>> Begin
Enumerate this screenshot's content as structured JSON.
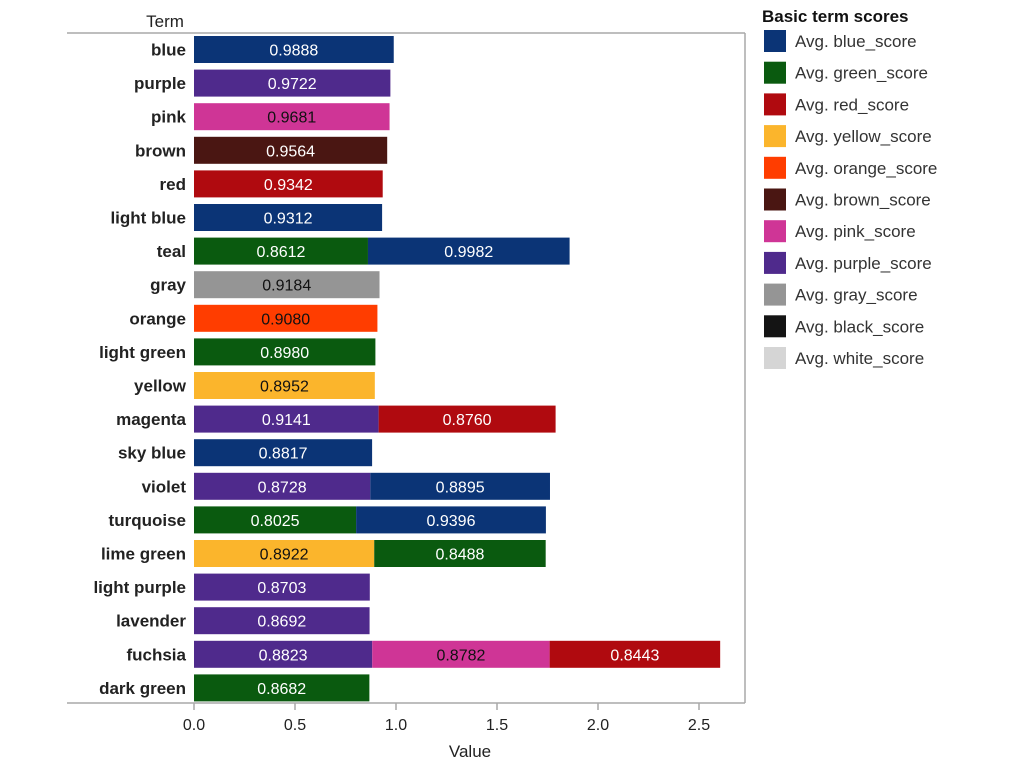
{
  "chart_data": {
    "type": "bar",
    "orientation": "horizontal",
    "stacked": true,
    "row_header": "Term",
    "xlabel": "Value",
    "xlim": [
      0,
      2.75
    ],
    "xticks": [
      "0.0",
      "0.5",
      "1.0",
      "1.5",
      "2.0",
      "2.5"
    ],
    "xtick_values": [
      0,
      0.5,
      1.0,
      1.5,
      2.0,
      2.5
    ],
    "legend_title": "Basic term scores",
    "legend_position": "right",
    "legend": [
      {
        "name": "Avg. blue_score",
        "key": "blue",
        "color": "#0b3476",
        "text_color": "#ffffff"
      },
      {
        "name": "Avg. green_score",
        "key": "green",
        "color": "#0a5a0f",
        "text_color": "#ffffff"
      },
      {
        "name": "Avg. red_score",
        "key": "red",
        "color": "#b00a0f",
        "text_color": "#ffffff"
      },
      {
        "name": "Avg. yellow_score",
        "key": "yellow",
        "color": "#fbb52c",
        "text_color": "#111111"
      },
      {
        "name": "Avg. orange_score",
        "key": "orange",
        "color": "#ff3d00",
        "text_color": "#111111"
      },
      {
        "name": "Avg. brown_score",
        "key": "brown",
        "color": "#4a1612",
        "text_color": "#ffffff"
      },
      {
        "name": "Avg. pink_score",
        "key": "pink",
        "color": "#cf3596",
        "text_color": "#111111"
      },
      {
        "name": "Avg. purple_score",
        "key": "purple",
        "color": "#4f2a8c",
        "text_color": "#ffffff"
      },
      {
        "name": "Avg. gray_score",
        "key": "gray",
        "color": "#959595",
        "text_color": "#111111"
      },
      {
        "name": "Avg. black_score",
        "key": "black",
        "color": "#141414",
        "text_color": "#ffffff"
      },
      {
        "name": "Avg. white_score",
        "key": "white",
        "color": "#d5d5d5",
        "text_color": "#111111"
      }
    ],
    "rows": [
      {
        "term": "blue",
        "segments": [
          {
            "color_key": "blue",
            "value": 0.9888,
            "label": "0.9888"
          }
        ]
      },
      {
        "term": "purple",
        "segments": [
          {
            "color_key": "purple",
            "value": 0.9722,
            "label": "0.9722"
          }
        ]
      },
      {
        "term": "pink",
        "segments": [
          {
            "color_key": "pink",
            "value": 0.9681,
            "label": "0.9681"
          }
        ]
      },
      {
        "term": "brown",
        "segments": [
          {
            "color_key": "brown",
            "value": 0.9564,
            "label": "0.9564"
          }
        ]
      },
      {
        "term": "red",
        "segments": [
          {
            "color_key": "red",
            "value": 0.9342,
            "label": "0.9342"
          }
        ]
      },
      {
        "term": "light blue",
        "segments": [
          {
            "color_key": "blue",
            "value": 0.9312,
            "label": "0.9312"
          }
        ]
      },
      {
        "term": "teal",
        "segments": [
          {
            "color_key": "green",
            "value": 0.8612,
            "label": "0.8612"
          },
          {
            "color_key": "blue",
            "value": 0.9982,
            "label": "0.9982"
          }
        ]
      },
      {
        "term": "gray",
        "segments": [
          {
            "color_key": "gray",
            "value": 0.9184,
            "label": "0.9184"
          }
        ]
      },
      {
        "term": "orange",
        "segments": [
          {
            "color_key": "orange",
            "value": 0.908,
            "label": "0.9080"
          }
        ]
      },
      {
        "term": "light green",
        "segments": [
          {
            "color_key": "green",
            "value": 0.898,
            "label": "0.8980"
          }
        ]
      },
      {
        "term": "yellow",
        "segments": [
          {
            "color_key": "yellow",
            "value": 0.8952,
            "label": "0.8952"
          }
        ]
      },
      {
        "term": "magenta",
        "segments": [
          {
            "color_key": "purple",
            "value": 0.9141,
            "label": "0.9141"
          },
          {
            "color_key": "red",
            "value": 0.876,
            "label": "0.8760"
          }
        ]
      },
      {
        "term": "sky blue",
        "segments": [
          {
            "color_key": "blue",
            "value": 0.8817,
            "label": "0.8817"
          }
        ]
      },
      {
        "term": "violet",
        "segments": [
          {
            "color_key": "purple",
            "value": 0.8728,
            "label": "0.8728"
          },
          {
            "color_key": "blue",
            "value": 0.8895,
            "label": "0.8895"
          }
        ]
      },
      {
        "term": "turquoise",
        "segments": [
          {
            "color_key": "green",
            "value": 0.8025,
            "label": "0.8025"
          },
          {
            "color_key": "blue",
            "value": 0.9396,
            "label": "0.9396"
          }
        ]
      },
      {
        "term": "lime green",
        "segments": [
          {
            "color_key": "yellow",
            "value": 0.8922,
            "label": "0.8922"
          },
          {
            "color_key": "green",
            "value": 0.8488,
            "label": "0.8488"
          }
        ]
      },
      {
        "term": "light purple",
        "segments": [
          {
            "color_key": "purple",
            "value": 0.8703,
            "label": "0.8703"
          }
        ]
      },
      {
        "term": "lavender",
        "segments": [
          {
            "color_key": "purple",
            "value": 0.8692,
            "label": "0.8692"
          }
        ]
      },
      {
        "term": "fuchsia",
        "segments": [
          {
            "color_key": "purple",
            "value": 0.8823,
            "label": "0.8823"
          },
          {
            "color_key": "pink",
            "value": 0.8782,
            "label": "0.8782"
          },
          {
            "color_key": "red",
            "value": 0.8443,
            "label": "0.8443"
          }
        ]
      },
      {
        "term": "dark green",
        "segments": [
          {
            "color_key": "green",
            "value": 0.8682,
            "label": "0.8682"
          }
        ]
      }
    ]
  }
}
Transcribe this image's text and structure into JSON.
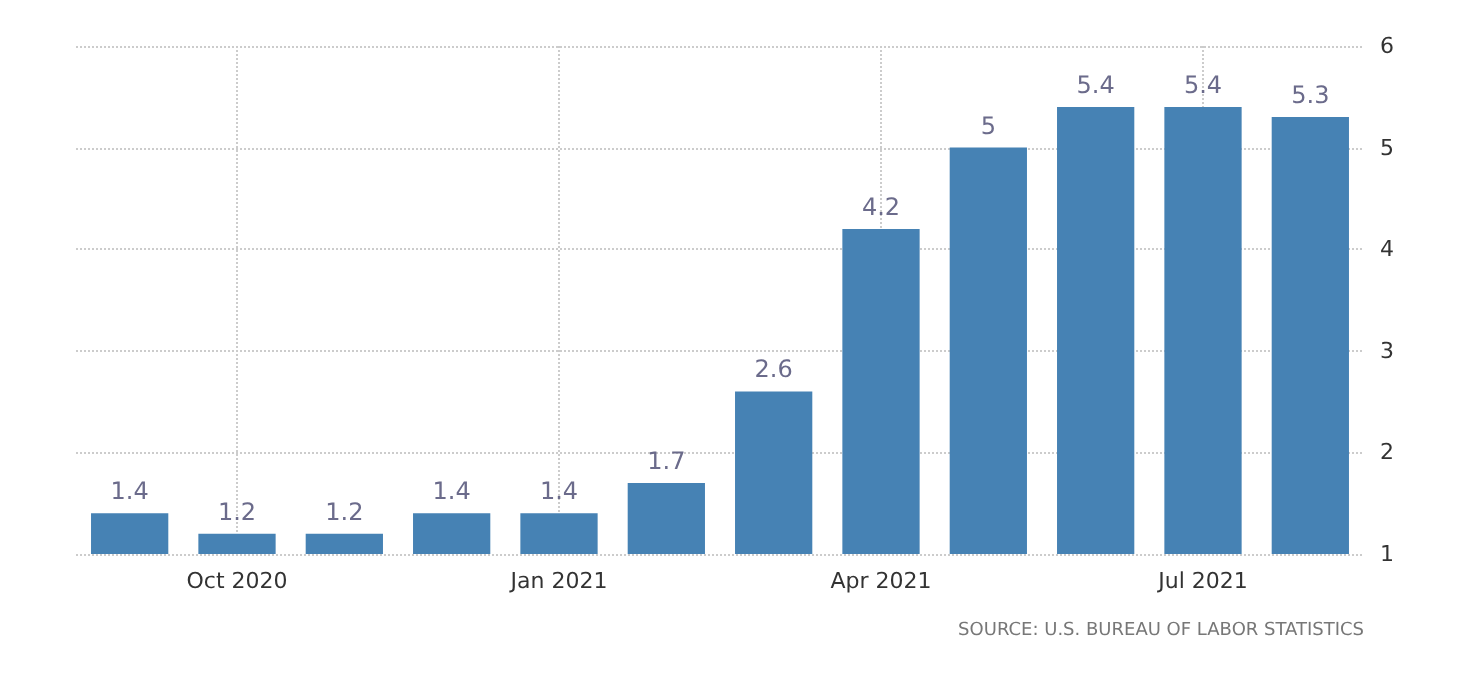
{
  "chart_data": {
    "type": "bar",
    "categories": [
      null,
      "Oct 2020",
      null,
      null,
      "Jan 2021",
      null,
      null,
      "Apr 2021",
      null,
      null,
      "Jul 2021",
      null
    ],
    "values": [
      1.4,
      1.2,
      1.2,
      1.4,
      1.4,
      1.7,
      2.6,
      4.2,
      5,
      5.4,
      5.4,
      5.3
    ],
    "color": "#4682b4",
    "ylim": [
      1,
      6
    ],
    "yticks": [
      1,
      2,
      3,
      4,
      5,
      6
    ],
    "grid": true,
    "data_labels": true,
    "annotations": [
      "SOURCE: U.S. BUREAU OF LABOR STATISTICS"
    ]
  }
}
>> End
◆ The exercise
Check each line above for the word "JSON", and copy the lines where it appears.

◆ Output
Enumerate this screenshot's content as structured JSON.
Transcribe this image's text and structure into JSON.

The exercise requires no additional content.